#### Records to process
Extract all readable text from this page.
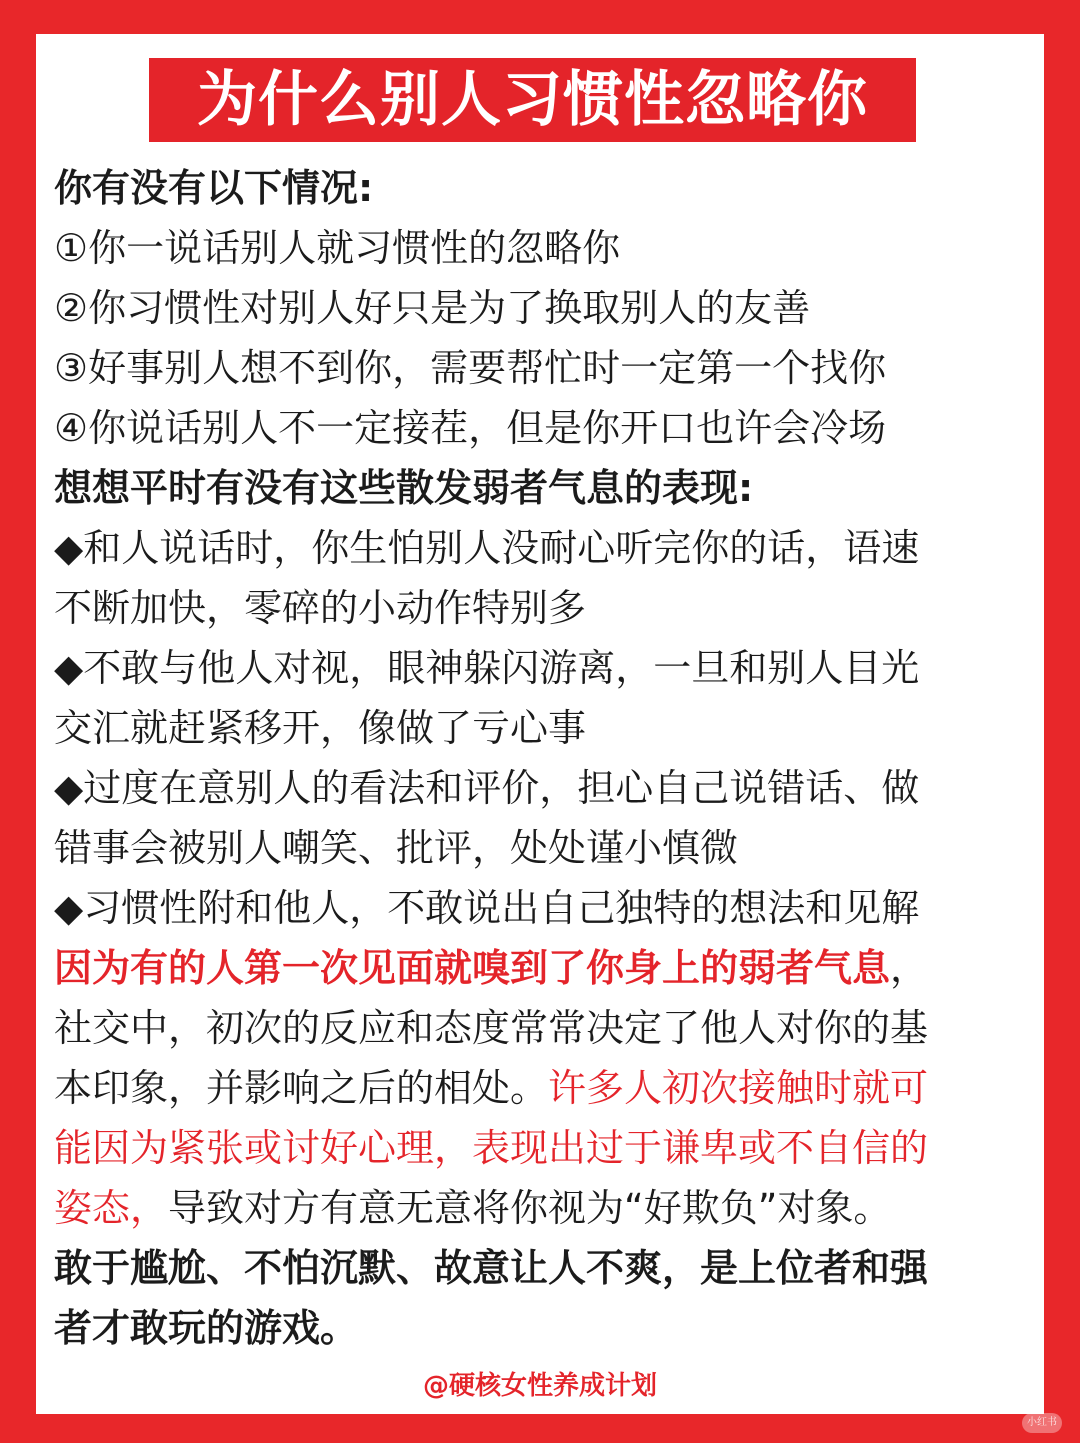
为什么别人习惯性忽略你
你有没有以下情况:
①你一说话别人就习惯性的忽略你
②你习惯性对别人好只是为了换取别人的友善
③好事别人想不到你，需要帮忙时一定第一个找你
④你说话别人不一定接茬，但是你开口也许会冷场
想想平时有没有这些散发弱者气息的表现:
◆和人说话时，你生怕别人没耐心听完你的话，语速
不断加快，零碎的小动作特别多
◆不敢与他人对视，眼神躲闪游离，一旦和别人目光
交汇就赶紧移开，像做了亏心事
◆过度在意别人的看法和评价，担心自己说错话、做
错事会被别人嘲笑、批评，处处谨小慎微
◆习惯性附和他人，不敢说出自己独特的想法和见解
因为有的人第一次见面就嗅到了你身上的弱者气息，
社交中，初次的反应和态度常常决定了他人对你的基
本印象，并影响之后的相处。许多人初次接触时就可
能因为紧张或讨好心理，表现出过于谦卑或不自信的
姿态，导致对方有意无意将你视为“好欺负”对象。
敢于尴尬、不怕沉默、故意让人不爽，是上位者和强
者才敢玩的游戏。
@硬核女性养成计划
小红书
########
* Request:
Exclude the pictures, and transcribe all of the material exactly.

* Output of the task:
Extract all readable text from this page.
为什么别人习惯性忽略你
你有没有以下情况:
①你一说话别人就习惯性的忽略你
②你习惯性对别人好只是为了换取别人的友善
③好事别人想不到你，需要帮忙时一定第一个找你
④你说话别人不一定接茬，但是你开口也许会冷场
想想平时有没有这些散发弱者气息的表现:
◆和人说话时，你生怕别人没耐心听完你的话，语速
不断加快，零碎的小动作特别多
◆不敢与他人对视，眼神躲闪游离，一旦和别人目光
交汇就赶紧移开，像做了亏心事
◆过度在意别人的看法和评价，担心自己说错话、做
错事会被别人嘲笑、批评，处处谨小慎微
◆习惯性附和他人，不敢说出自己独特的想法和见解
因为有的人第一次见面就嗅到了你身上的弱者气息，
社交中，初次的反应和态度常常决定了他人对你的基
本印象，并影响之后的相处。许多人初次接触时就可
能因为紧张或讨好心理，表现出过于谦卑或不自信的
姿态，导致对方有意无意将你视为“好欺负”对象。
敢于尴尬、不怕沉默、故意让人不爽，是上位者和强
者才敢玩的游戏。
@硬核女性养成计划
小红书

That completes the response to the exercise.